-- START INPUT FOR THIS TASK --
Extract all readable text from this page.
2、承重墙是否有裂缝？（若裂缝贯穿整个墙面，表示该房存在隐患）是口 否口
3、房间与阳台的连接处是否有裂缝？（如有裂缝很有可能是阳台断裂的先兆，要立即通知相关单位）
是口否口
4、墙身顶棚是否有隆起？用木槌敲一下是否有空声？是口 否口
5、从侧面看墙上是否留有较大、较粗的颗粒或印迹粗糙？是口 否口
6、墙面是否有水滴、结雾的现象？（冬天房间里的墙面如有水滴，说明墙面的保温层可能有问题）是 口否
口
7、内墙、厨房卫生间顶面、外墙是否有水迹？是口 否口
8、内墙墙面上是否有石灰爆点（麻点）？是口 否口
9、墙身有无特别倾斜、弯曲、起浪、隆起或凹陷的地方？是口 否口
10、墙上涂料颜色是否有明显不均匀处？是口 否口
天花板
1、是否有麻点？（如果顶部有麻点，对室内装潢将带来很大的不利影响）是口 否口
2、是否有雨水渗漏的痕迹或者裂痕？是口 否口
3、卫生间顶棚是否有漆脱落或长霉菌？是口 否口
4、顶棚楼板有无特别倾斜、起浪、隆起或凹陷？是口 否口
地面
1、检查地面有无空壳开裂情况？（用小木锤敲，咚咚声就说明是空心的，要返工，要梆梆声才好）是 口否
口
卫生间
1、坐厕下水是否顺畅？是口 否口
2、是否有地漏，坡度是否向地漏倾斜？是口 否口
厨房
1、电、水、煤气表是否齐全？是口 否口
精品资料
-- END INPUT FOR THIS TASK --
> _TASK OBJECTIVE_:
All of the data needs to be printed once more, exactly.

> _RESULT OF THE TASK_:
Extract all readable text from this page.
2、承重墙是否有裂缝？（若裂缝贯穿整个墙面，表示该房存在隐患）是口 否口
3、房间与阳台的连接处是否有裂缝？（如有裂缝很有可能是阳台断裂的先兆，要立即通知相关单位）
是口否口
4、墙身顶棚是否有隆起？用木槌敲一下是否有空声？是口 否口
5、从侧面看墙上是否留有较大、较粗的颗粒或印迹粗糙？是口 否口
6、墙面是否有水滴、结雾的现象？（冬天房间里的墙面如有水滴，说明墙面的保温层可能有问题）是 口否
口
7、内墙、厨房卫生间顶面、外墙是否有水迹？是口 否口
8、内墙墙面上是否有石灰爆点（麻点）？是口 否口
9、墙身有无特别倾斜、弯曲、起浪、隆起或凹陷的地方？是口 否口
10、墙上涂料颜色是否有明显不均匀处？是口 否口
天花板
1、是否有麻点？（如果顶部有麻点，对室内装潢将带来很大的不利影响）是口 否口
2、是否有雨水渗漏的痕迹或者裂痕？是口 否口
3、卫生间顶棚是否有漆脱落或长霉菌？是口 否口
4、顶棚楼板有无特别倾斜、起浪、隆起或凹陷？是口 否口
地面
1、检查地面有无空壳开裂情况？（用小木锤敲，咚咚声就说明是空心的，要返工，要梆梆声才好）是 口否
口
卫生间
1、坐厕下水是否顺畅？是口 否口
2、是否有地漏，坡度是否向地漏倾斜？是口 否口
厨房
1、电、水、煤气表是否齐全？是口 否口
精品资料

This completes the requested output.